» **SET PROBLEM**:
Every line that contains the word "Detector" should be copied.

» **INPUT MATERIAL**:
━━━━━━━━
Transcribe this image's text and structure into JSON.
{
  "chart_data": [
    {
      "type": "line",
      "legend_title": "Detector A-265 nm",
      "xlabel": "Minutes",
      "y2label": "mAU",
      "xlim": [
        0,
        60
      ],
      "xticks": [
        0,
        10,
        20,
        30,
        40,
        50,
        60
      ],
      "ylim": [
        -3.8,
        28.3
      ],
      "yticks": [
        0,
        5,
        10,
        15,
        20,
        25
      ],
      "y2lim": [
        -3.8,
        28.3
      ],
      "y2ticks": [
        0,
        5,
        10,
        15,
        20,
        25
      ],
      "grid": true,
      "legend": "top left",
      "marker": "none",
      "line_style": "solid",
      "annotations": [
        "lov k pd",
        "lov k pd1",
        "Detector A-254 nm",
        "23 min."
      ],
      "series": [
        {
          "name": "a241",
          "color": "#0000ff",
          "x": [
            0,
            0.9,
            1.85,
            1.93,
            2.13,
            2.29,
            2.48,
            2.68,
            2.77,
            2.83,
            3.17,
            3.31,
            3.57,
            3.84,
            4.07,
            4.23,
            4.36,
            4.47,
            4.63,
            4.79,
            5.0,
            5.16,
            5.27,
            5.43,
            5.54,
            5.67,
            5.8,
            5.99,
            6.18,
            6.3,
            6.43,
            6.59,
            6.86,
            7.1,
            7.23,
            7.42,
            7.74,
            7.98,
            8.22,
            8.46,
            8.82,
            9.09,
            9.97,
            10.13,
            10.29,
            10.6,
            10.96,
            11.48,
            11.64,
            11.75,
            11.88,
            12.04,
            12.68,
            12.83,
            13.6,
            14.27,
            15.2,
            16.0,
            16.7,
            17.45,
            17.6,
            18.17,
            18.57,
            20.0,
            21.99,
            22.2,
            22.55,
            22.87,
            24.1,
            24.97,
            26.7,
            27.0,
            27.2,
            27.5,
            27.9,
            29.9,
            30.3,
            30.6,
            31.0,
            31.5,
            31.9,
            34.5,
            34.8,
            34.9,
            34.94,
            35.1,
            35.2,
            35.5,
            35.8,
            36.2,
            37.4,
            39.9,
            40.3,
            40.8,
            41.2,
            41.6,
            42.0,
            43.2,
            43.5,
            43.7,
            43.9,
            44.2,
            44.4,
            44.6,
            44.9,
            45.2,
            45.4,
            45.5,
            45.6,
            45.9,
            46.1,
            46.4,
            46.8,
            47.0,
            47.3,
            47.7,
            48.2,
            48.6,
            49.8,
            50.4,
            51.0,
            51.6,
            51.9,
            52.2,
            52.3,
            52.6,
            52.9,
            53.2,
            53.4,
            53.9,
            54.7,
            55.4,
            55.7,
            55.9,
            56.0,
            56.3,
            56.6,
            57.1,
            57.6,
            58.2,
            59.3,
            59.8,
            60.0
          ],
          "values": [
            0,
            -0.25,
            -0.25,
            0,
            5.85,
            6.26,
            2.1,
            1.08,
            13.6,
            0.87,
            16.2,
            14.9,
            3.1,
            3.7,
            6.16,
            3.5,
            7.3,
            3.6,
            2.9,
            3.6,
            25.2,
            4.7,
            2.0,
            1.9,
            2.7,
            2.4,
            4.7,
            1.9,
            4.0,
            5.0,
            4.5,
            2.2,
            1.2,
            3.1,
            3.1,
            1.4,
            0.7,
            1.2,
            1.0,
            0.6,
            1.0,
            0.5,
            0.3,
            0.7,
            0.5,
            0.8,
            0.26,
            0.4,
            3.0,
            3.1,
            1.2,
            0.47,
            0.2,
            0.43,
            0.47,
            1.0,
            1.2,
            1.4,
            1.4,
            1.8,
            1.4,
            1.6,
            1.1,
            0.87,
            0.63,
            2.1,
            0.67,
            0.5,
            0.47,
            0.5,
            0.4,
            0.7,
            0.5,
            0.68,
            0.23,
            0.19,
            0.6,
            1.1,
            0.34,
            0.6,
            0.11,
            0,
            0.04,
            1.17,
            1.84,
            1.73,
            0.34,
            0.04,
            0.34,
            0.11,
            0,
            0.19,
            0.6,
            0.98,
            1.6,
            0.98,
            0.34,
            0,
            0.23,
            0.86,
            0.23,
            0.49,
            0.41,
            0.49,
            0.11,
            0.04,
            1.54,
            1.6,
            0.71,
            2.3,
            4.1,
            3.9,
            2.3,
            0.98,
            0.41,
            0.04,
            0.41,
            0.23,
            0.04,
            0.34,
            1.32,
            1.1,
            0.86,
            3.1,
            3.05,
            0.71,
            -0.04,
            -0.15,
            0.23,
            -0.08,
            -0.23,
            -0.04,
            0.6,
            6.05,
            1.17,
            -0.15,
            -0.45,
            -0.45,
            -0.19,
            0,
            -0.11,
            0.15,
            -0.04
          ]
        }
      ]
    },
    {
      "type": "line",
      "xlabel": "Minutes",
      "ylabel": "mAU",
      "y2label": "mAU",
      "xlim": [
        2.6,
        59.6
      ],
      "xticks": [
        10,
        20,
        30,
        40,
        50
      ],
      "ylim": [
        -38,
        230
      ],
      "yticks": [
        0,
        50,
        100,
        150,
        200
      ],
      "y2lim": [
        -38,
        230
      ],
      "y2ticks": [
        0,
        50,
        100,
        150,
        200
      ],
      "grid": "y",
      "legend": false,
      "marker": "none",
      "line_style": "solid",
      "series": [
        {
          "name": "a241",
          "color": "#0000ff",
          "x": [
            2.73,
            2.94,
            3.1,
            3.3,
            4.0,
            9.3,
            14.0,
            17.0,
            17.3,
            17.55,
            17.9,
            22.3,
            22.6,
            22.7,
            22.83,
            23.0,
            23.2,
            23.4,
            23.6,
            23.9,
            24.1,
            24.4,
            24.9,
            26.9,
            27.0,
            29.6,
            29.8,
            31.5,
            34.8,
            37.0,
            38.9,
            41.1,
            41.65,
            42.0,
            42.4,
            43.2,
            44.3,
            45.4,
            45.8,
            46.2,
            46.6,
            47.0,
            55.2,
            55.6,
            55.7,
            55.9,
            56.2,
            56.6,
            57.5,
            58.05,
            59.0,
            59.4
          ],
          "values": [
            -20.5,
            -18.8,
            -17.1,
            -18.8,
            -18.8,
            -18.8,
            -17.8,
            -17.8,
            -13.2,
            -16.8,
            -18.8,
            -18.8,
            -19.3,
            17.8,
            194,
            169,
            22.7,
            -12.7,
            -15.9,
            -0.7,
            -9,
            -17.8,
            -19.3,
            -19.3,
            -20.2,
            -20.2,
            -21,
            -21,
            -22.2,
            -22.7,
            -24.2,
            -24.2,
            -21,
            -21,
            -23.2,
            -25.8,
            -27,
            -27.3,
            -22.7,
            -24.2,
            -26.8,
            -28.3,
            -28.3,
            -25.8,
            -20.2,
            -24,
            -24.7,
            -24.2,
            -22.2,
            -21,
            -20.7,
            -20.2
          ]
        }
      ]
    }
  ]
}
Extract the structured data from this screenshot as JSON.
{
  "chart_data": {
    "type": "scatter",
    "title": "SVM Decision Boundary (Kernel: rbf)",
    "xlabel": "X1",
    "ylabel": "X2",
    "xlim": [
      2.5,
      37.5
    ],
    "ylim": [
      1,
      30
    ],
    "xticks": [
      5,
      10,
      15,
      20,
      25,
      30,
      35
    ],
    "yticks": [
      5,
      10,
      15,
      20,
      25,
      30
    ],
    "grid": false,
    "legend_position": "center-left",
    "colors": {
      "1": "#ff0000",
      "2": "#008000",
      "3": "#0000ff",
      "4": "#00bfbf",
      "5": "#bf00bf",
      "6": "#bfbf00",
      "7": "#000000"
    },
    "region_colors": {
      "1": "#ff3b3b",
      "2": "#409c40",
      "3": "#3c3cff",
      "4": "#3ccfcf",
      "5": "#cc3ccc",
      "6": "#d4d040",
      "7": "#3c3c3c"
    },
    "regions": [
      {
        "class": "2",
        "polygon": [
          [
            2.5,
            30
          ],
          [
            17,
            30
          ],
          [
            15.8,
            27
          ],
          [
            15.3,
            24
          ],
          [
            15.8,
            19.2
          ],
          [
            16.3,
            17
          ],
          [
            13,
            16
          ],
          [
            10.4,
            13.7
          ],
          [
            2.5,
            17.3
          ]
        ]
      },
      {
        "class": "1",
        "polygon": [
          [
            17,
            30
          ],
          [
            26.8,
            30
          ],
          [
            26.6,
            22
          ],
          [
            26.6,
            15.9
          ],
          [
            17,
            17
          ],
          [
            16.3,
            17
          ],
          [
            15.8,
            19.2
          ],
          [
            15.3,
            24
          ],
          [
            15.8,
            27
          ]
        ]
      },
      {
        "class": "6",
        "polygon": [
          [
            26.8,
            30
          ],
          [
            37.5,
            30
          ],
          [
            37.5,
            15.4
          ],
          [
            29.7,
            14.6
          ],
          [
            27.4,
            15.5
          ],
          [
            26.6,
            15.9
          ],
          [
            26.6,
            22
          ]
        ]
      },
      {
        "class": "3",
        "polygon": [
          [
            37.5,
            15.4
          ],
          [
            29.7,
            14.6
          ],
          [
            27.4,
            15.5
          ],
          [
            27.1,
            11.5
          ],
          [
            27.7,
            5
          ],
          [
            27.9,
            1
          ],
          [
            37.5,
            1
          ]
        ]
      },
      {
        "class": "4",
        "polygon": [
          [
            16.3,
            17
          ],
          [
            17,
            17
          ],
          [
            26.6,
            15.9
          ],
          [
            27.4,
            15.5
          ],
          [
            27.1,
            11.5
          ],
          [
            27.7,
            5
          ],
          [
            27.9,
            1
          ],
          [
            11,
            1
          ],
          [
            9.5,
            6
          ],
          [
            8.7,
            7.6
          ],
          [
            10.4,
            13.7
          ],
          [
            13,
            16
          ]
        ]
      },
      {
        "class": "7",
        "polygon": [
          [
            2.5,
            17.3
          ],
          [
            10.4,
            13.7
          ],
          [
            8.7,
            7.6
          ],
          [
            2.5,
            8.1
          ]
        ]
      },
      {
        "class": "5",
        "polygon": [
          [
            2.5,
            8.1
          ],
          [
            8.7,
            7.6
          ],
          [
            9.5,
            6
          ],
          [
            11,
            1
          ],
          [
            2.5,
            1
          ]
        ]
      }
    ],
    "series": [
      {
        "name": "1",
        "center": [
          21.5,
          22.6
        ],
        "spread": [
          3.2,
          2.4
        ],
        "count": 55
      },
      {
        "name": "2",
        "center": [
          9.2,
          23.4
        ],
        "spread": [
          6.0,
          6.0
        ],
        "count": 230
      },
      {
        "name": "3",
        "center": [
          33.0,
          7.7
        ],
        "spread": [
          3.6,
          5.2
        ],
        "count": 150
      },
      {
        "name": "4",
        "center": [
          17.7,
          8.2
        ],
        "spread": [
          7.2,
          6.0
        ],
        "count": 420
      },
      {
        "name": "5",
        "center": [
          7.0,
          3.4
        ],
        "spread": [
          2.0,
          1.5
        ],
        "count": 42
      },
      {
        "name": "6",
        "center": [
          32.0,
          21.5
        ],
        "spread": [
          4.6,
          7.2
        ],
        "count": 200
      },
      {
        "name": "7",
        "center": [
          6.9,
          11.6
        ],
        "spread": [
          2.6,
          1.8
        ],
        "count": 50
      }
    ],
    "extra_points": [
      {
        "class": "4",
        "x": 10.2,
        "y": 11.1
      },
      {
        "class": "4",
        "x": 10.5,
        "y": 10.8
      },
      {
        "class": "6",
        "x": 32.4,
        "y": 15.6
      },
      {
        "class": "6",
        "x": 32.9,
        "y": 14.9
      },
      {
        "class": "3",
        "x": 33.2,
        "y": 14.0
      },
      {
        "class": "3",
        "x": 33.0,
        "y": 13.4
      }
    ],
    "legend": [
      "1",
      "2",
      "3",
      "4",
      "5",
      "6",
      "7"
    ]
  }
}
━━━━━━━━
» **CORRECT ANSWER**:
      "legend_title": "Detector A-265 nm",
        "Detector A-254 nm",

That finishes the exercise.